PROBLEM DESCRIPTION: Write the listing out again, all of it, word for word.

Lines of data
* START *
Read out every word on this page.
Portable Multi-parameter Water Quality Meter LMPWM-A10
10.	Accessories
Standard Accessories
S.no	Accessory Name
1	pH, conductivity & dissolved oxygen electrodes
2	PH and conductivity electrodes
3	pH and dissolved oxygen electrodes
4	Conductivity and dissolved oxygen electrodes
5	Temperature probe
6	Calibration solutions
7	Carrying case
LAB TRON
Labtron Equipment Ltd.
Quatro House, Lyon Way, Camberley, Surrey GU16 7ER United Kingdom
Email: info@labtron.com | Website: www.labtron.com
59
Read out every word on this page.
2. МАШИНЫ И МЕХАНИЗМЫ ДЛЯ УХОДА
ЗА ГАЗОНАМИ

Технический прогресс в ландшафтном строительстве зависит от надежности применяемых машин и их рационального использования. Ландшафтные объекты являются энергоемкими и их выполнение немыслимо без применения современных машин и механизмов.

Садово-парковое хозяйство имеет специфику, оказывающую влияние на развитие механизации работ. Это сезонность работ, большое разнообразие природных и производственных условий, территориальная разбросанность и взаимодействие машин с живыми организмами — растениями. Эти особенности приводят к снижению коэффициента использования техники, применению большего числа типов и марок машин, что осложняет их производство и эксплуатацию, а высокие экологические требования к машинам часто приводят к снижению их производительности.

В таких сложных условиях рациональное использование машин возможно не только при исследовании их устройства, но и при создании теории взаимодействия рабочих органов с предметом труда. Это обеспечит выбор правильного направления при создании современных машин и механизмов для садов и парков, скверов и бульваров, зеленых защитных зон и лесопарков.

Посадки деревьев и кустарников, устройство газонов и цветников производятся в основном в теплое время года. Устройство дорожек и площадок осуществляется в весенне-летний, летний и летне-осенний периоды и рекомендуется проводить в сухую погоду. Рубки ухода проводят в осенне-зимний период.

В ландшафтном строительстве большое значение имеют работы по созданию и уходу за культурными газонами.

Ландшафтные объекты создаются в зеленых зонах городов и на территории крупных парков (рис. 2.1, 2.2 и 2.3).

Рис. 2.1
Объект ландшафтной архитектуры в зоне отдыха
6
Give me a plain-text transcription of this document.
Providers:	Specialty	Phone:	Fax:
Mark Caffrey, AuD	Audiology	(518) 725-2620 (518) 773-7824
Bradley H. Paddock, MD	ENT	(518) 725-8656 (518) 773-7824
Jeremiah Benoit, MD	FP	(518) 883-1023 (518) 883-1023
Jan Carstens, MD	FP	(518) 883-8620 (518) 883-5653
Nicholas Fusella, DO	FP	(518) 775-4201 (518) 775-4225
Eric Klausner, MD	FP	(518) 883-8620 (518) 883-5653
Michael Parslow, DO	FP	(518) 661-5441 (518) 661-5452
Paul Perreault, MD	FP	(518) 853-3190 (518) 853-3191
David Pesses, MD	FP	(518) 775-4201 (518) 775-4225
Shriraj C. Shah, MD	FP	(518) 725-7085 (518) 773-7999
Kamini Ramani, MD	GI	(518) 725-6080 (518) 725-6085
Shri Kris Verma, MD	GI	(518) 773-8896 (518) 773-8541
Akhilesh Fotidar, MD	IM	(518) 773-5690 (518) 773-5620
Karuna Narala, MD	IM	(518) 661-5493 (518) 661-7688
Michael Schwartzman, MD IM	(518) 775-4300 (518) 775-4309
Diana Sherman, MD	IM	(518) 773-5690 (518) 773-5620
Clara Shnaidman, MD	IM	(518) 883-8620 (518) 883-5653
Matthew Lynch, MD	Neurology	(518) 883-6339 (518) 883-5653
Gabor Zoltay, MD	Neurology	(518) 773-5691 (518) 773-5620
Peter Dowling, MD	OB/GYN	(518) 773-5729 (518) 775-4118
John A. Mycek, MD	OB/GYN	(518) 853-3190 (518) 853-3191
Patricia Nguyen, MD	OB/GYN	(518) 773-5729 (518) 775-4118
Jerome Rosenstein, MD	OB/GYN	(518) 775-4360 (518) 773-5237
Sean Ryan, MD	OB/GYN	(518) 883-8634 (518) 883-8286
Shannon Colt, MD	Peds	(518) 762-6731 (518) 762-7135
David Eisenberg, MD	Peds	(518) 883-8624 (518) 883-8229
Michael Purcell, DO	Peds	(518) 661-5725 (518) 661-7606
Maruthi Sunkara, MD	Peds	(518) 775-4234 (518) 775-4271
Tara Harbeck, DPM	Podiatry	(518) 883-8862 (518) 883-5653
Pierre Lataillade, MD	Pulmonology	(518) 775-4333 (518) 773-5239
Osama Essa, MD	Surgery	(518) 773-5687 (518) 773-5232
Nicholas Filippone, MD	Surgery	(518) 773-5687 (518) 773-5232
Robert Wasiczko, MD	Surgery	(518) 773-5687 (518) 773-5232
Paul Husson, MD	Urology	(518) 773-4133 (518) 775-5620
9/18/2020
* END *
RESULT OF THE EXERCISE:
Read out every word on this page.
Portable Multi-parameter Water Quality Meter LMPWM-A10
10.	Accessories
Standard Accessories
S.no	Accessory Name
1	pH, conductivity & dissolved oxygen electrodes
2	PH and conductivity electrodes
3	pH and dissolved oxygen electrodes
4	Conductivity and dissolved oxygen electrodes
5	Temperature probe
6	Calibration solutions
7	Carrying case
LAB TRON
Labtron Equipment Ltd.
Quatro House, Lyon Way, Camberley, Surrey GU16 7ER United Kingdom
Email: info@labtron.com | Website: www.labtron.com
59
Read out every word on this page.
2. МАШИНЫ И МЕХАНИЗМЫ ДЛЯ УХОДА
ЗА ГАЗОНАМИ

Технический прогресс в ландшафтном строительстве зависит от надежности применяемых машин и их рационального использования. Ландшафтные объекты являются энергоемкими и их выполнение немыслимо без применения современных машин и механизмов.

Садово-парковое хозяйство имеет специфику, оказывающую влияние на развитие механизации работ. Это сезонность работ, большое разнообразие природных и производственных условий, территориальная разбросанность и взаимодействие машин с живыми организмами — растениями. Эти особенности приводят к снижению коэффициента использования техники, применению большего числа типов и марок машин, что осложняет их производство и эксплуатацию, а высокие экологические требования к машинам часто приводят к снижению их производительности.

В таких сложных условиях рациональное использование машин возможно не только при исследовании их устройства, но и при создании теории взаимодействия рабочих органов с предметом труда. Это обеспечит выбор правильного направления при создании современных машин и механизмов для садов и парков, скверов и бульваров, зеленых защитных зон и лесопарков.

Посадки деревьев и кустарников, устройство газонов и цветников производятся в основном в теплое время года. Устройство дорожек и площадок осуществляется в весенне-летний, летний и летне-осенний периоды и рекомендуется проводить в сухую погоду. Рубки ухода проводят в осенне-зимний период.

В ландшафтном строительстве большое значение имеют работы по созданию и уходу за культурными газонами.

Ландшафтные объекты создаются в зеленых зонах городов и на территории крупных парков (рис. 2.1, 2.2 и 2.3).

Рис. 2.1
Объект ландшафтной архитектуры в зоне отдыха
6
Give me a plain-text transcription of this document.
Providers:	Specialty	Phone:	Fax:
Mark Caffrey, AuD	Audiology	(518) 725-2620 (518) 773-7824
Bradley H. Paddock, MD	ENT	(518) 725-8656 (518) 773-7824
Jeremiah Benoit, MD	FP	(518) 883-1023 (518) 883-1023
Jan Carstens, MD	FP	(518) 883-8620 (518) 883-5653
Nicholas Fusella, DO	FP	(518) 775-4201 (518) 775-4225
Eric Klausner, MD	FP	(518) 883-8620 (518) 883-5653
Michael Parslow, DO	FP	(518) 661-5441 (518) 661-5452
Paul Perreault, MD	FP	(518) 853-3190 (518) 853-3191
David Pesses, MD	FP	(518) 775-4201 (518) 775-4225
Shriraj C. Shah, MD	FP	(518) 725-7085 (518) 773-7999
Kamini Ramani, MD	GI	(518) 725-6080 (518) 725-6085
Shri Kris Verma, MD	GI	(518) 773-8896 (518) 773-8541
Akhilesh Fotidar, MD	IM	(518) 773-5690 (518) 773-5620
Karuna Narala, MD	IM	(518) 661-5493 (518) 661-7688
Michael Schwartzman, MD IM	(518) 775-4300 (518) 775-4309
Diana Sherman, MD	IM	(518) 773-5690 (518) 773-5620
Clara Shnaidman, MD	IM	(518) 883-8620 (518) 883-5653
Matthew Lynch, MD	Neurology	(518) 883-6339 (518) 883-5653
Gabor Zoltay, MD	Neurology	(518) 773-5691 (518) 773-5620
Peter Dowling, MD	OB/GYN	(518) 773-5729 (518) 775-4118
John A. Mycek, MD	OB/GYN	(518) 853-3190 (518) 853-3191
Patricia Nguyen, MD	OB/GYN	(518) 773-5729 (518) 775-4118
Jerome Rosenstein, MD	OB/GYN	(518) 775-4360 (518) 773-5237
Sean Ryan, MD	OB/GYN	(518) 883-8634 (518) 883-8286
Shannon Colt, MD	Peds	(518) 762-6731 (518) 762-7135
David Eisenberg, MD	Peds	(518) 883-8624 (518) 883-8229
Michael Purcell, DO	Peds	(518) 661-5725 (518) 661-7606
Maruthi Sunkara, MD	Peds	(518) 775-4234 (518) 775-4271
Tara Harbeck, DPM	Podiatry	(518) 883-8862 (518) 883-5653
Pierre Lataillade, MD	Pulmonology	(518) 775-4333 (518) 773-5239
Osama Essa, MD	Surgery	(518) 773-5687 (518) 773-5232
Nicholas Filippone, MD	Surgery	(518) 773-5687 (518) 773-5232
Robert Wasiczko, MD	Surgery	(518) 773-5687 (518) 773-5232
Paul Husson, MD	Urology	(518) 773-4133 (518) 775-5620
9/18/2020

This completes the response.